Direction = Copy out all lines that carry the word "JSON".

[Source records]
·····
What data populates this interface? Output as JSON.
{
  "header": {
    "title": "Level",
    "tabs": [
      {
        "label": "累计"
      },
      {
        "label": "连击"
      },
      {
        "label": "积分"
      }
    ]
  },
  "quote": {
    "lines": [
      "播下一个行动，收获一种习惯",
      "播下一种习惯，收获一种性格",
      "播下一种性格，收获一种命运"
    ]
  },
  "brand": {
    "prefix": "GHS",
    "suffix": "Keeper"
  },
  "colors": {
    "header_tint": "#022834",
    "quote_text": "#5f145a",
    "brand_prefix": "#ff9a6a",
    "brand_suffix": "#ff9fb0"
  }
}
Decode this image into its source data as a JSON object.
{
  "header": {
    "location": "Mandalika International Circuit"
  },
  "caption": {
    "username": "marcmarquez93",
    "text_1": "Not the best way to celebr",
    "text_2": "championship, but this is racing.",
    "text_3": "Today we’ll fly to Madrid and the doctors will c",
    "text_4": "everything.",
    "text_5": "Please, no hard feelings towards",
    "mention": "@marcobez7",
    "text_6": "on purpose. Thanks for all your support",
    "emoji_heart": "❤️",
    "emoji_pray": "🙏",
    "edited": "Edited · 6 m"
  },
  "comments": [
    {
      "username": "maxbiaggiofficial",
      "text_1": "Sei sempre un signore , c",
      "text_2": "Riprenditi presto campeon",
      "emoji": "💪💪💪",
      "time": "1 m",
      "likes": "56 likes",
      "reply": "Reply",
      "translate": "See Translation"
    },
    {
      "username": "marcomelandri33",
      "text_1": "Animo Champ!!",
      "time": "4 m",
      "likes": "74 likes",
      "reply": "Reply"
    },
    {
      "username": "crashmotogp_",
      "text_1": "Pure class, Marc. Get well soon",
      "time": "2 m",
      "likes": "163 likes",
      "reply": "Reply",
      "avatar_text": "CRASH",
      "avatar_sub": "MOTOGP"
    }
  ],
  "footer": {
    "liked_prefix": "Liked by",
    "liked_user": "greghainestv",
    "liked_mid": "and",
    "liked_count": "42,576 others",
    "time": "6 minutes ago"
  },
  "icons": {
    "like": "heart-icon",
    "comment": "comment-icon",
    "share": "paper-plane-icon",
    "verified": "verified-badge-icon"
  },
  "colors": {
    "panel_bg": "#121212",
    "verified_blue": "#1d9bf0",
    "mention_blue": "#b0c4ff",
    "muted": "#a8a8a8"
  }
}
·····
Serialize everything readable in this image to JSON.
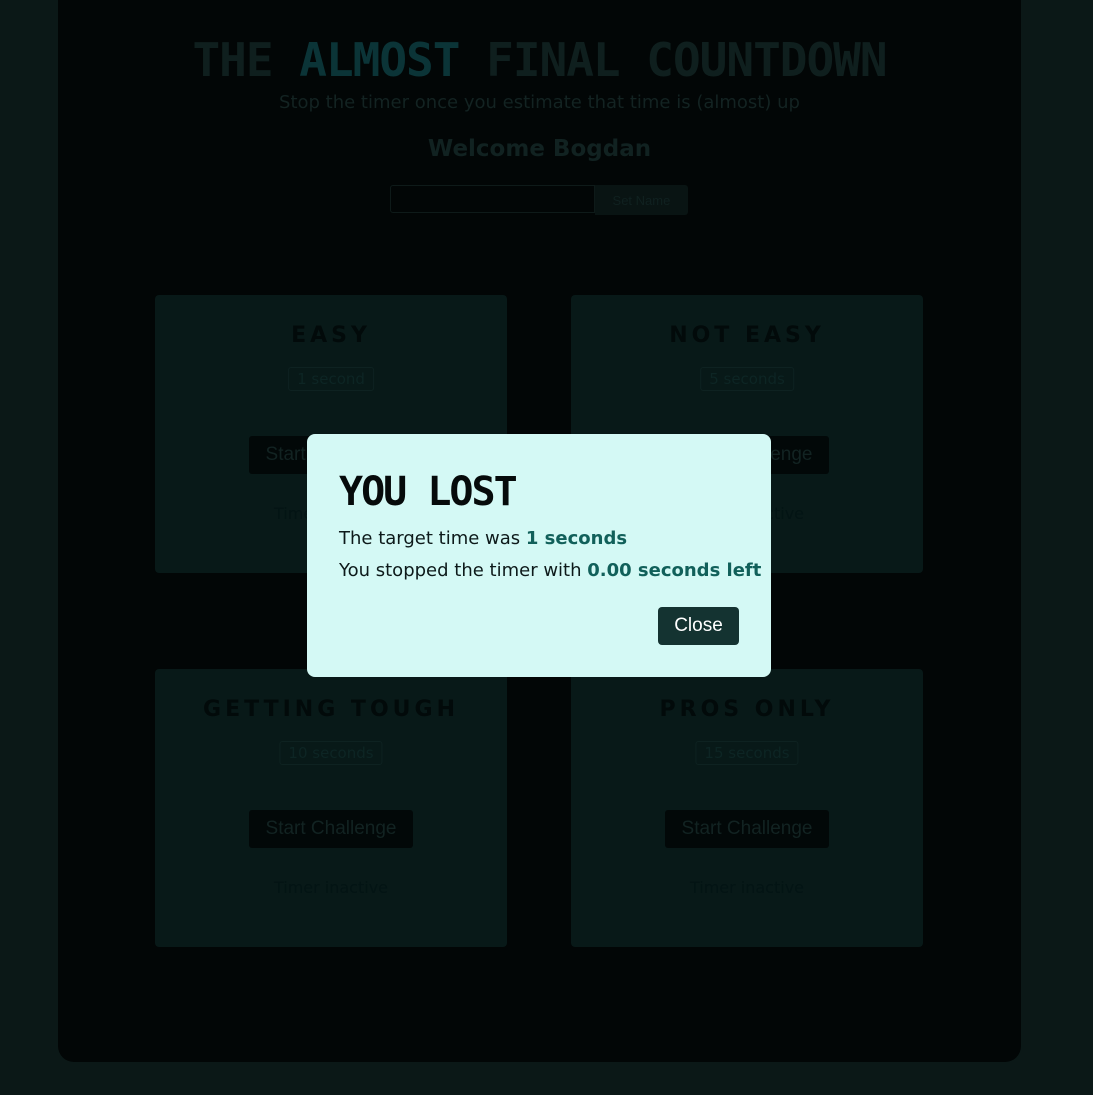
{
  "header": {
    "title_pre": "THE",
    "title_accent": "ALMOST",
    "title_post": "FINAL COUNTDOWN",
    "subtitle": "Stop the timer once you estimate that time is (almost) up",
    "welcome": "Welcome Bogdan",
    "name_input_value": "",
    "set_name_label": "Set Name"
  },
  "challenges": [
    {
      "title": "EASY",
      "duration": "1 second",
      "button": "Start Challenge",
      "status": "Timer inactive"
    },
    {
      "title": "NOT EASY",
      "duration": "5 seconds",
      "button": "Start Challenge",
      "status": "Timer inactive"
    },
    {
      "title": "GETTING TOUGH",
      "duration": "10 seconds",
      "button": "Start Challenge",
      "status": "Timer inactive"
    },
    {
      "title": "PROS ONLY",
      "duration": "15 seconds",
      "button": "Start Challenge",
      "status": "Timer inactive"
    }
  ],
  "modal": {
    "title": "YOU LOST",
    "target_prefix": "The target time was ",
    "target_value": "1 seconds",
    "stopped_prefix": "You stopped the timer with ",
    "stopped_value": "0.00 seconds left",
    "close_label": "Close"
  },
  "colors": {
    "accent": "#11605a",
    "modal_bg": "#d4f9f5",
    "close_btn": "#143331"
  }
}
·····
Expected answer =
What data populates this interface? Output as JSON.
Decode this image into its source data as a JSON object.
Serialize everything readable in this image to JSON.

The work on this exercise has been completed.